▸ **What you need to do**: Retype the listing that follows, exactly as written.

Saved entries:
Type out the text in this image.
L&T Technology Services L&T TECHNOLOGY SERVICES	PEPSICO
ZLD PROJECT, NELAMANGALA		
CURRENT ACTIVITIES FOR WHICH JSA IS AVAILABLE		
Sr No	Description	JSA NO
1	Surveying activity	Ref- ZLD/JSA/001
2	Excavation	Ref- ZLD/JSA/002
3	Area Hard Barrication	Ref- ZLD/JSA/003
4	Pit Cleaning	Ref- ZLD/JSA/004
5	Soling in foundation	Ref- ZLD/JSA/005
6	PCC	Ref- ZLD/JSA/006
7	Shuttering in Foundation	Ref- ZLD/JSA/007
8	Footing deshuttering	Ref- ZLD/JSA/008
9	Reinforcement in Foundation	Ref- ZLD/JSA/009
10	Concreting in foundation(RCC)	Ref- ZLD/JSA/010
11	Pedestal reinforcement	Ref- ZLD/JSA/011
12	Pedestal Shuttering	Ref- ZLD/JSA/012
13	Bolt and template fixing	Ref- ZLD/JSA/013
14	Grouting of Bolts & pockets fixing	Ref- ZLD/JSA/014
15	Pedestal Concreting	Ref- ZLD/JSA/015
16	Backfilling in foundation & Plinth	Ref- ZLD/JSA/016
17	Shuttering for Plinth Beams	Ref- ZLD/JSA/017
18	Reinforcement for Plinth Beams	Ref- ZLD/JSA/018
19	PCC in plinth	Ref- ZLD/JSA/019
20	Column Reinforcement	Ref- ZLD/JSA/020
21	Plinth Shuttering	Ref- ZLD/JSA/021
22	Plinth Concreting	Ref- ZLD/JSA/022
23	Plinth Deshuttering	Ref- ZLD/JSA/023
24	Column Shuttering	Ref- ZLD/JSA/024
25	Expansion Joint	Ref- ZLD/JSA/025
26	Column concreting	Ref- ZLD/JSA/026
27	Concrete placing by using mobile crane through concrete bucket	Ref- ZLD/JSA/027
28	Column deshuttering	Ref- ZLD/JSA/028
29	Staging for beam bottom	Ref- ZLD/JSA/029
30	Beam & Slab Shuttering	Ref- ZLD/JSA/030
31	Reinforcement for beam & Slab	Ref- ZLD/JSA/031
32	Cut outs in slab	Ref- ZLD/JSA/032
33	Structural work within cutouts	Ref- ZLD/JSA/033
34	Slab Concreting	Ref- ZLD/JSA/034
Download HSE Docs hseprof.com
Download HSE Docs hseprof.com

▸ **Written solution**:
Type out the text in this image.
L&T Technology Services L&T TECHNOLOGY SERVICES	PEPSICO
ZLD PROJECT, NELAMANGALA		
CURRENT ACTIVITIES FOR WHICH JSA IS AVAILABLE		
Sr No	Description	JSA NO
1	Surveying activity	Ref- ZLD/JSA/001
2	Excavation	Ref- ZLD/JSA/002
3	Area Hard Barrication	Ref- ZLD/JSA/003
4	Pit Cleaning	Ref- ZLD/JSA/004
5	Soling in foundation	Ref- ZLD/JSA/005
6	PCC	Ref- ZLD/JSA/006
7	Shuttering in Foundation	Ref- ZLD/JSA/007
8	Footing deshuttering	Ref- ZLD/JSA/008
9	Reinforcement in Foundation	Ref- ZLD/JSA/009
10	Concreting in foundation(RCC)	Ref- ZLD/JSA/010
11	Pedestal reinforcement	Ref- ZLD/JSA/011
12	Pedestal Shuttering	Ref- ZLD/JSA/012
13	Bolt and template fixing	Ref- ZLD/JSA/013
14	Grouting of Bolts & pockets fixing	Ref- ZLD/JSA/014
15	Pedestal Concreting	Ref- ZLD/JSA/015
16	Backfilling in foundation & Plinth	Ref- ZLD/JSA/016
17	Shuttering for Plinth Beams	Ref- ZLD/JSA/017
18	Reinforcement for Plinth Beams	Ref- ZLD/JSA/018
19	PCC in plinth	Ref- ZLD/JSA/019
20	Column Reinforcement	Ref- ZLD/JSA/020
21	Plinth Shuttering	Ref- ZLD/JSA/021
22	Plinth Concreting	Ref- ZLD/JSA/022
23	Plinth Deshuttering	Ref- ZLD/JSA/023
24	Column Shuttering	Ref- ZLD/JSA/024
25	Expansion Joint	Ref- ZLD/JSA/025
26	Column concreting	Ref- ZLD/JSA/026
27	Concrete placing by using mobile crane through concrete bucket	Ref- ZLD/JSA/027
28	Column deshuttering	Ref- ZLD/JSA/028
29	Staging for beam bottom	Ref- ZLD/JSA/029
30	Beam & Slab Shuttering	Ref- ZLD/JSA/030
31	Reinforcement for beam & Slab	Ref- ZLD/JSA/031
32	Cut outs in slab	Ref- ZLD/JSA/032
33	Structural work within cutouts	Ref- ZLD/JSA/033
34	Slab Concreting	Ref- ZLD/JSA/034
Download HSE Docs hseprof.com
Download HSE Docs hseprof.com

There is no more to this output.